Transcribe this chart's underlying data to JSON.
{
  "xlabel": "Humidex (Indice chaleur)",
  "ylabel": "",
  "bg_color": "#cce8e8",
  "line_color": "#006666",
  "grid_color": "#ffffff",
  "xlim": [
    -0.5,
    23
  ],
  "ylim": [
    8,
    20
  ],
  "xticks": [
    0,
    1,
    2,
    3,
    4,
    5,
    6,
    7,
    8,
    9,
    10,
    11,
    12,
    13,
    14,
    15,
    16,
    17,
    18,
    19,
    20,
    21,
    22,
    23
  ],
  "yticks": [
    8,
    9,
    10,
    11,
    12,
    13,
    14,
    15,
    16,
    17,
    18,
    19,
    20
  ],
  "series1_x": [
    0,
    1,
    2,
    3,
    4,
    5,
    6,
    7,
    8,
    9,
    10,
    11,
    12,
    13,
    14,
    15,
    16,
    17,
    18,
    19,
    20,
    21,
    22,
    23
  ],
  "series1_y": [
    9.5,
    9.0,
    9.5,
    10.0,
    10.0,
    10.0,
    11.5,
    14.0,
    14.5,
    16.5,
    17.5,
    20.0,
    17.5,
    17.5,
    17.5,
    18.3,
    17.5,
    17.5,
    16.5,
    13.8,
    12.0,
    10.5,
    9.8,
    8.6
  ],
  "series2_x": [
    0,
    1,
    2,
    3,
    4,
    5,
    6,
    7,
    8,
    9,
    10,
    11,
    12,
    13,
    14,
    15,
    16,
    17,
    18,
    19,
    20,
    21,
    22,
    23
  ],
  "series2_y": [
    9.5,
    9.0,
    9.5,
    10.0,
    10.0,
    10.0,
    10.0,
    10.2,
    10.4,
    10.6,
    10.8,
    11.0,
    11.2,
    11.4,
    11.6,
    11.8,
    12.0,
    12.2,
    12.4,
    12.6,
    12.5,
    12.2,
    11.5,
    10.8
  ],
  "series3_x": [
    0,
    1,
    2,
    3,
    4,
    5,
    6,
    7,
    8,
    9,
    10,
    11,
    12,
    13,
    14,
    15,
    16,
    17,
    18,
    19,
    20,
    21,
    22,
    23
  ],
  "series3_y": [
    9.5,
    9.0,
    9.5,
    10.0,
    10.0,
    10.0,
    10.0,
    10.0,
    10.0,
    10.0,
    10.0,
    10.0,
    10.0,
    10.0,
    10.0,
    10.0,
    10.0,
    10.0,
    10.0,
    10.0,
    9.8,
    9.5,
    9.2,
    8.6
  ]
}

========================================

▶ [PROBLEM DETAILS]: Make an exact copy of every line in the data.

▶ [RESPONSE]:
Transcribe this chart's underlying data to JSON.
{
  "xlabel": "Humidex (Indice chaleur)",
  "ylabel": "",
  "bg_color": "#cce8e8",
  "line_color": "#006666",
  "grid_color": "#ffffff",
  "xlim": [
    -0.5,
    23
  ],
  "ylim": [
    8,
    20
  ],
  "xticks": [
    0,
    1,
    2,
    3,
    4,
    5,
    6,
    7,
    8,
    9,
    10,
    11,
    12,
    13,
    14,
    15,
    16,
    17,
    18,
    19,
    20,
    21,
    22,
    23
  ],
  "yticks": [
    8,
    9,
    10,
    11,
    12,
    13,
    14,
    15,
    16,
    17,
    18,
    19,
    20
  ],
  "series1_x": [
    0,
    1,
    2,
    3,
    4,
    5,
    6,
    7,
    8,
    9,
    10,
    11,
    12,
    13,
    14,
    15,
    16,
    17,
    18,
    19,
    20,
    21,
    22,
    23
  ],
  "series1_y": [
    9.5,
    9.0,
    9.5,
    10.0,
    10.0,
    10.0,
    11.5,
    14.0,
    14.5,
    16.5,
    17.5,
    20.0,
    17.5,
    17.5,
    17.5,
    18.3,
    17.5,
    17.5,
    16.5,
    13.8,
    12.0,
    10.5,
    9.8,
    8.6
  ],
  "series2_x": [
    0,
    1,
    2,
    3,
    4,
    5,
    6,
    7,
    8,
    9,
    10,
    11,
    12,
    13,
    14,
    15,
    16,
    17,
    18,
    19,
    20,
    21,
    22,
    23
  ],
  "series2_y": [
    9.5,
    9.0,
    9.5,
    10.0,
    10.0,
    10.0,
    10.0,
    10.2,
    10.4,
    10.6,
    10.8,
    11.0,
    11.2,
    11.4,
    11.6,
    11.8,
    12.0,
    12.2,
    12.4,
    12.6,
    12.5,
    12.2,
    11.5,
    10.8
  ],
  "series3_x": [
    0,
    1,
    2,
    3,
    4,
    5,
    6,
    7,
    8,
    9,
    10,
    11,
    12,
    13,
    14,
    15,
    16,
    17,
    18,
    19,
    20,
    21,
    22,
    23
  ],
  "series3_y": [
    9.5,
    9.0,
    9.5,
    10.0,
    10.0,
    10.0,
    10.0,
    10.0,
    10.0,
    10.0,
    10.0,
    10.0,
    10.0,
    10.0,
    10.0,
    10.0,
    10.0,
    10.0,
    10.0,
    10.0,
    9.8,
    9.5,
    9.2,
    8.6
  ]
}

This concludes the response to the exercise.